SET TASK: Repeat everything in the material exactly.

DATA EXTRACT:
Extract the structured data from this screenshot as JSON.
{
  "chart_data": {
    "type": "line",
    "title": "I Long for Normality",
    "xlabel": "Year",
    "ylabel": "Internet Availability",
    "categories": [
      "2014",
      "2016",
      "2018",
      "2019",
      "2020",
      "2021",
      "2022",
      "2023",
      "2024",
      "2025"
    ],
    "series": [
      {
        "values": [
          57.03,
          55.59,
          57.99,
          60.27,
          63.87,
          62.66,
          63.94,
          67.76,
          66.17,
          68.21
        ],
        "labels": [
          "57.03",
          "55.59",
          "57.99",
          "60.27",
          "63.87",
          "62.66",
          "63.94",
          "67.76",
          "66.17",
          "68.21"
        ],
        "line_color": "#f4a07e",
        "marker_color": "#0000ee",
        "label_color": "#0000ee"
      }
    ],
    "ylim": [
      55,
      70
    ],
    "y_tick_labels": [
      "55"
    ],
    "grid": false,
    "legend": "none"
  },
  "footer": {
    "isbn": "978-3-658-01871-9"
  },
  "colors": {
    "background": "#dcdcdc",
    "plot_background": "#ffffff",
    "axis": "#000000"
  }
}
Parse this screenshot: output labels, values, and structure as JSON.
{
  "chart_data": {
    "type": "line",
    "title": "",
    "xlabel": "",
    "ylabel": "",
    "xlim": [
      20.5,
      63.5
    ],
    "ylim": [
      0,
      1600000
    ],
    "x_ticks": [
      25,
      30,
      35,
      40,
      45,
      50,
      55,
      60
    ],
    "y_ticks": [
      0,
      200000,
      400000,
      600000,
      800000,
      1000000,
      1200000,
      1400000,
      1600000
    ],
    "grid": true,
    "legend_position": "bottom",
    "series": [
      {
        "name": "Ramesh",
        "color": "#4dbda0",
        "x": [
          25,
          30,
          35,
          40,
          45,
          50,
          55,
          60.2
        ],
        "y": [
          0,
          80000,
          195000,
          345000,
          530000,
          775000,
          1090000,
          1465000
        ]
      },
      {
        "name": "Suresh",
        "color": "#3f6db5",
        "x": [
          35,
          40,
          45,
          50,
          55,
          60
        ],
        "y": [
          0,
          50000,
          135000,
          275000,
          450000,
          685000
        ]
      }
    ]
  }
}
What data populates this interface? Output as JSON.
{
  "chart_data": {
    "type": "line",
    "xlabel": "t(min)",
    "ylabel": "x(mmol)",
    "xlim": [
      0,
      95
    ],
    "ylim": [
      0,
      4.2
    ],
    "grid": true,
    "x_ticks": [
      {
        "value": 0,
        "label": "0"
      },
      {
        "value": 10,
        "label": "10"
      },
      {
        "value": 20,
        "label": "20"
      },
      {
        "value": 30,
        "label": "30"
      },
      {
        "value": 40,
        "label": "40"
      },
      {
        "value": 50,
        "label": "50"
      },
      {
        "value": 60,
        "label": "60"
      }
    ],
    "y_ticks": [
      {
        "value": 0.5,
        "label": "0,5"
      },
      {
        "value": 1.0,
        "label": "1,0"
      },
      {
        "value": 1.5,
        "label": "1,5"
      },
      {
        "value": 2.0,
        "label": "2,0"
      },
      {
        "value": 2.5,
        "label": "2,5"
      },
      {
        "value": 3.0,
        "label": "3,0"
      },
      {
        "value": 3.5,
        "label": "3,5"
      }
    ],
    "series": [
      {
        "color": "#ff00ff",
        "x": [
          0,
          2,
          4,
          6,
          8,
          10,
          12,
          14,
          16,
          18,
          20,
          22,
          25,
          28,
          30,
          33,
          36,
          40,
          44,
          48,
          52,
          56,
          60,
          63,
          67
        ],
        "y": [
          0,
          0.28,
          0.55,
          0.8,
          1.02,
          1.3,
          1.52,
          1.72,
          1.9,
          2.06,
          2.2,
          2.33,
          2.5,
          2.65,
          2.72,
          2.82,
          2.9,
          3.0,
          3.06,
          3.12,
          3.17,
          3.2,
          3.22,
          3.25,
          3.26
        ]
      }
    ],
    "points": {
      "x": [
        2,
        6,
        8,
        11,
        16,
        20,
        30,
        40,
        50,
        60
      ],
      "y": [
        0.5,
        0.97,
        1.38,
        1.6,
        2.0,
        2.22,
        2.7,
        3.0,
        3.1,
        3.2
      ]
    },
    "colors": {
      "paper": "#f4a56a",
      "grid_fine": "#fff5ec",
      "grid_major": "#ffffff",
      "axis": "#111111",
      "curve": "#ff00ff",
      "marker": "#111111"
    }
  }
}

TASK ANSWER:
Extract the structured data from this screenshot as JSON.
{
  "chart_data": {
    "type": "line",
    "title": "I Long for Normality",
    "xlabel": "Year",
    "ylabel": "Internet Availability",
    "categories": [
      "2014",
      "2016",
      "2018",
      "2019",
      "2020",
      "2021",
      "2022",
      "2023",
      "2024",
      "2025"
    ],
    "series": [
      {
        "values": [
          57.03,
          55.59,
          57.99,
          60.27,
          63.87,
          62.66,
          63.94,
          67.76,
          66.17,
          68.21
        ],
        "labels": [
          "57.03",
          "55.59",
          "57.99",
          "60.27",
          "63.87",
          "62.66",
          "63.94",
          "67.76",
          "66.17",
          "68.21"
        ],
        "line_color": "#f4a07e",
        "marker_color": "#0000ee",
        "label_color": "#0000ee"
      }
    ],
    "ylim": [
      55,
      70
    ],
    "y_tick_labels": [
      "55"
    ],
    "grid": false,
    "legend": "none"
  },
  "footer": {
    "isbn": "978-3-658-01871-9"
  },
  "colors": {
    "background": "#dcdcdc",
    "plot_background": "#ffffff",
    "axis": "#000000"
  }
}
Parse this screenshot: output labels, values, and structure as JSON.
{
  "chart_data": {
    "type": "line",
    "title": "",
    "xlabel": "",
    "ylabel": "",
    "xlim": [
      20.5,
      63.5
    ],
    "ylim": [
      0,
      1600000
    ],
    "x_ticks": [
      25,
      30,
      35,
      40,
      45,
      50,
      55,
      60
    ],
    "y_ticks": [
      0,
      200000,
      400000,
      600000,
      800000,
      1000000,
      1200000,
      1400000,
      1600000
    ],
    "grid": true,
    "legend_position": "bottom",
    "series": [
      {
        "name": "Ramesh",
        "color": "#4dbda0",
        "x": [
          25,
          30,
          35,
          40,
          45,
          50,
          55,
          60.2
        ],
        "y": [
          0,
          80000,
          195000,
          345000,
          530000,
          775000,
          1090000,
          1465000
        ]
      },
      {
        "name": "Suresh",
        "color": "#3f6db5",
        "x": [
          35,
          40,
          45,
          50,
          55,
          60
        ],
        "y": [
          0,
          50000,
          135000,
          275000,
          450000,
          685000
        ]
      }
    ]
  }
}
What data populates this interface? Output as JSON.
{
  "chart_data": {
    "type": "line",
    "xlabel": "t(min)",
    "ylabel": "x(mmol)",
    "xlim": [
      0,
      95
    ],
    "ylim": [
      0,
      4.2
    ],
    "grid": true,
    "x_ticks": [
      {
        "value": 0,
        "label": "0"
      },
      {
        "value": 10,
        "label": "10"
      },
      {
        "value": 20,
        "label": "20"
      },
      {
        "value": 30,
        "label": "30"
      },
      {
        "value": 40,
        "label": "40"
      },
      {
        "value": 50,
        "label": "50"
      },
      {
        "value": 60,
        "label": "60"
      }
    ],
    "y_ticks": [
      {
        "value": 0.5,
        "label": "0,5"
      },
      {
        "value": 1.0,
        "label": "1,0"
      },
      {
        "value": 1.5,
        "label": "1,5"
      },
      {
        "value": 2.0,
        "label": "2,0"
      },
      {
        "value": 2.5,
        "label": "2,5"
      },
      {
        "value": 3.0,
        "label": "3,0"
      },
      {
        "value": 3.5,
        "label": "3,5"
      }
    ],
    "series": [
      {
        "color": "#ff00ff",
        "x": [
          0,
          2,
          4,
          6,
          8,
          10,
          12,
          14,
          16,
          18,
          20,
          22,
          25,
          28,
          30,
          33,
          36,
          40,
          44,
          48,
          52,
          56,
          60,
          63,
          67
        ],
        "y": [
          0,
          0.28,
          0.55,
          0.8,
          1.02,
          1.3,
          1.52,
          1.72,
          1.9,
          2.06,
          2.2,
          2.33,
          2.5,
          2.65,
          2.72,
          2.82,
          2.9,
          3.0,
          3.06,
          3.12,
          3.17,
          3.2,
          3.22,
          3.25,
          3.26
        ]
      }
    ],
    "points": {
      "x": [
        2,
        6,
        8,
        11,
        16,
        20,
        30,
        40,
        50,
        60
      ],
      "y": [
        0.5,
        0.97,
        1.38,
        1.6,
        2.0,
        2.22,
        2.7,
        3.0,
        3.1,
        3.2
      ]
    },
    "colors": {
      "paper": "#f4a56a",
      "grid_fine": "#fff5ec",
      "grid_major": "#ffffff",
      "axis": "#111111",
      "curve": "#ff00ff",
      "marker": "#111111"
    }
  }
}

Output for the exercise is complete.